▶ [WRITTEN TASK]:
Write out precisely the lines beginning with the line that contains "What text is on this page?" and ending with the last line of the entries, and no other lines.

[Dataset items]
_ _ _

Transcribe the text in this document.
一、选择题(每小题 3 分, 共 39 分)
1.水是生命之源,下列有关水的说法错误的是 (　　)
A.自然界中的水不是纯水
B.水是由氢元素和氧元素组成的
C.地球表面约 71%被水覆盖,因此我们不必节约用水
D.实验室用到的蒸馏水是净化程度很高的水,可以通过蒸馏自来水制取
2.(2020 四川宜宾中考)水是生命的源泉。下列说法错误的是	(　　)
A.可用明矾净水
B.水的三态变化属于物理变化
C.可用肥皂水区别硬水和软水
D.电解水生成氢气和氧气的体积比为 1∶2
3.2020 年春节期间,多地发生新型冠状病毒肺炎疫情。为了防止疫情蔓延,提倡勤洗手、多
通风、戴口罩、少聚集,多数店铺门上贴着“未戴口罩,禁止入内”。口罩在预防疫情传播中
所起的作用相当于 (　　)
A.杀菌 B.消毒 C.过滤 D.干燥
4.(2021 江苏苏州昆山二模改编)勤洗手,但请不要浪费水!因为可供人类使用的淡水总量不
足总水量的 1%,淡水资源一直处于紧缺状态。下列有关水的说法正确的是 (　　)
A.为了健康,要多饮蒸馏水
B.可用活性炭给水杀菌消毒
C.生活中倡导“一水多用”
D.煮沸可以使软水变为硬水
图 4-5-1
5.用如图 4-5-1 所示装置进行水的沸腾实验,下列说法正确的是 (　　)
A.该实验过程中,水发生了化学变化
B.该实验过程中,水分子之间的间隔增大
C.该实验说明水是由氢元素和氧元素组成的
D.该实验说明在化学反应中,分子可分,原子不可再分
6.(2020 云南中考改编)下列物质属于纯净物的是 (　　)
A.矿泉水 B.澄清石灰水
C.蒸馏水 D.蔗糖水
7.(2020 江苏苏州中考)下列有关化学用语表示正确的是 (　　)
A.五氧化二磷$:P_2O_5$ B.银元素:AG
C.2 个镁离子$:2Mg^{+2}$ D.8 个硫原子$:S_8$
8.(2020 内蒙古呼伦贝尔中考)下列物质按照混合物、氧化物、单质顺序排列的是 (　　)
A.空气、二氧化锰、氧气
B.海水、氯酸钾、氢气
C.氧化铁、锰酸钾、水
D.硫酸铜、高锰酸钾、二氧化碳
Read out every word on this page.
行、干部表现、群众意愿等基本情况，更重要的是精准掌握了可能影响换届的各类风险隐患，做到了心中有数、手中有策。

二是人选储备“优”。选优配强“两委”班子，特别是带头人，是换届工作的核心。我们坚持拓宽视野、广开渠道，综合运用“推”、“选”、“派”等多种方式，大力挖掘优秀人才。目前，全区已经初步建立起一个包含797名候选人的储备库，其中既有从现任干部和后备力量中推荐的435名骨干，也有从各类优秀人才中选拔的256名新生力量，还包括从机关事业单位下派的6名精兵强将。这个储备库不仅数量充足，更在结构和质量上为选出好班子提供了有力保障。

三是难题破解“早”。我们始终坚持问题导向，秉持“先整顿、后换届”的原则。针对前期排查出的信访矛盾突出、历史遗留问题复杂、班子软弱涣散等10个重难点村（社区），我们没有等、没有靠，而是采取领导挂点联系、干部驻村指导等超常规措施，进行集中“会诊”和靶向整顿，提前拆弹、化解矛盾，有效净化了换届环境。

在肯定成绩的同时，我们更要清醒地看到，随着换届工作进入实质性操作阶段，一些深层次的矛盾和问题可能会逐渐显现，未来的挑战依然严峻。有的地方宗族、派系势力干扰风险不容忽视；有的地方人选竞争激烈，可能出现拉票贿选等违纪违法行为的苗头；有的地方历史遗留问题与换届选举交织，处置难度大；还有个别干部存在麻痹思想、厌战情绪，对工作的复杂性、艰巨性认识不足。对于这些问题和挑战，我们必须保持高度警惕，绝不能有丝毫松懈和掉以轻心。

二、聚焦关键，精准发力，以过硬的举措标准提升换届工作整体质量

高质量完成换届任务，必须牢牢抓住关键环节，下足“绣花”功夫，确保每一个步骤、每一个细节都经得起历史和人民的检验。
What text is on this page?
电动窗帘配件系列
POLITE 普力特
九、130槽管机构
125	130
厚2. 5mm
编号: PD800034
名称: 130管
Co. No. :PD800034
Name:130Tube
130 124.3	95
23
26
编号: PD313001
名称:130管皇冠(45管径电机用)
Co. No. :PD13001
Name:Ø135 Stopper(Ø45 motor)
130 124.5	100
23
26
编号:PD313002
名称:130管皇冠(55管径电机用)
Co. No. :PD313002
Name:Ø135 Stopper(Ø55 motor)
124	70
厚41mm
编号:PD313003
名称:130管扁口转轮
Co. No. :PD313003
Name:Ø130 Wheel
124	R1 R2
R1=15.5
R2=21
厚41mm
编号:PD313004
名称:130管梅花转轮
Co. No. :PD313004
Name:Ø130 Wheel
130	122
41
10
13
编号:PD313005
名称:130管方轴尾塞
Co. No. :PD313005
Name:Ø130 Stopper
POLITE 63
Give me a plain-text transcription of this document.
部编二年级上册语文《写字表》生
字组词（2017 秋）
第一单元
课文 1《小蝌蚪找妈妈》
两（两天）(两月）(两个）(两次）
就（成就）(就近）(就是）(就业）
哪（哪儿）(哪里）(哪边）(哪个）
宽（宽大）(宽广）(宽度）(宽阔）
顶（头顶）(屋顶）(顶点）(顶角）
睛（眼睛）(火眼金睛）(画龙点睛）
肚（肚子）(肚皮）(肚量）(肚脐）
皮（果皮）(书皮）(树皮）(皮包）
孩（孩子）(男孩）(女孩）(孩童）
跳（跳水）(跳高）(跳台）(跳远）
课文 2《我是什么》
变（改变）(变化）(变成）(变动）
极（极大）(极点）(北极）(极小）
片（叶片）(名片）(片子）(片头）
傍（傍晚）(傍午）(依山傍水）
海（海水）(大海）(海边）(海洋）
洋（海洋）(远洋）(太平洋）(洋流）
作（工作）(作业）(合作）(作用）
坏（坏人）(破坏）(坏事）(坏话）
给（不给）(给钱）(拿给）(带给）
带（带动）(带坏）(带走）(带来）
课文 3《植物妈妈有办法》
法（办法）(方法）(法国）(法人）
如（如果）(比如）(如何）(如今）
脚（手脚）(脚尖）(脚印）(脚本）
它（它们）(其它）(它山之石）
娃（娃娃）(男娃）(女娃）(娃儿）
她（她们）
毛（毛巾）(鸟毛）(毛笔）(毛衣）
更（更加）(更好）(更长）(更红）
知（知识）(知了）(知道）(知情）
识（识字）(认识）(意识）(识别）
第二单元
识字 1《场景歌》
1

_ _ _

▶ [ANSWER TO THE EXERCISE]:
What text is on this page?
电动窗帘配件系列
POLITE 普力特
九、130槽管机构
125	130
厚2. 5mm
编号: PD800034
名称: 130管
Co. No. :PD800034
Name:130Tube
130 124.3	95
23
26
编号: PD313001
名称:130管皇冠(45管径电机用)
Co. No. :PD13001
Name:Ø135 Stopper(Ø45 motor)
130 124.5	100
23
26
编号:PD313002
名称:130管皇冠(55管径电机用)
Co. No. :PD313002
Name:Ø135 Stopper(Ø55 motor)
124	70
厚41mm
编号:PD313003
名称:130管扁口转轮
Co. No. :PD313003
Name:Ø130 Wheel
124	R1 R2
R1=15.5
R2=21
厚41mm
编号:PD313004
名称:130管梅花转轮
Co. No. :PD313004
Name:Ø130 Wheel
130	122
41
10
13
编号:PD313005
名称:130管方轴尾塞
Co. No. :PD313005
Name:Ø130 Stopper
POLITE 63
Give me a plain-text transcription of this document.
部编二年级上册语文《写字表》生
字组词（2017 秋）
第一单元
课文 1《小蝌蚪找妈妈》
两（两天）(两月）(两个）(两次）
就（成就）(就近）(就是）(就业）
哪（哪儿）(哪里）(哪边）(哪个）
宽（宽大）(宽广）(宽度）(宽阔）
顶（头顶）(屋顶）(顶点）(顶角）
睛（眼睛）(火眼金睛）(画龙点睛）
肚（肚子）(肚皮）(肚量）(肚脐）
皮（果皮）(书皮）(树皮）(皮包）
孩（孩子）(男孩）(女孩）(孩童）
跳（跳水）(跳高）(跳台）(跳远）
课文 2《我是什么》
变（改变）(变化）(变成）(变动）
极（极大）(极点）(北极）(极小）
片（叶片）(名片）(片子）(片头）
傍（傍晚）(傍午）(依山傍水）
海（海水）(大海）(海边）(海洋）
洋（海洋）(远洋）(太平洋）(洋流）
作（工作）(作业）(合作）(作用）
坏（坏人）(破坏）(坏事）(坏话）
给（不给）(给钱）(拿给）(带给）
带（带动）(带坏）(带走）(带来）
课文 3《植物妈妈有办法》
法（办法）(方法）(法国）(法人）
如（如果）(比如）(如何）(如今）
脚（手脚）(脚尖）(脚印）(脚本）
它（它们）(其它）(它山之石）
娃（娃娃）(男娃）(女娃）(娃儿）
她（她们）
毛（毛巾）(鸟毛）(毛笔）(毛衣）
更（更加）(更好）(更长）(更红）
知（知识）(知了）(知道）(知情）
识（识字）(认识）(意识）(识别）
第二单元
识字 1《场景歌》
1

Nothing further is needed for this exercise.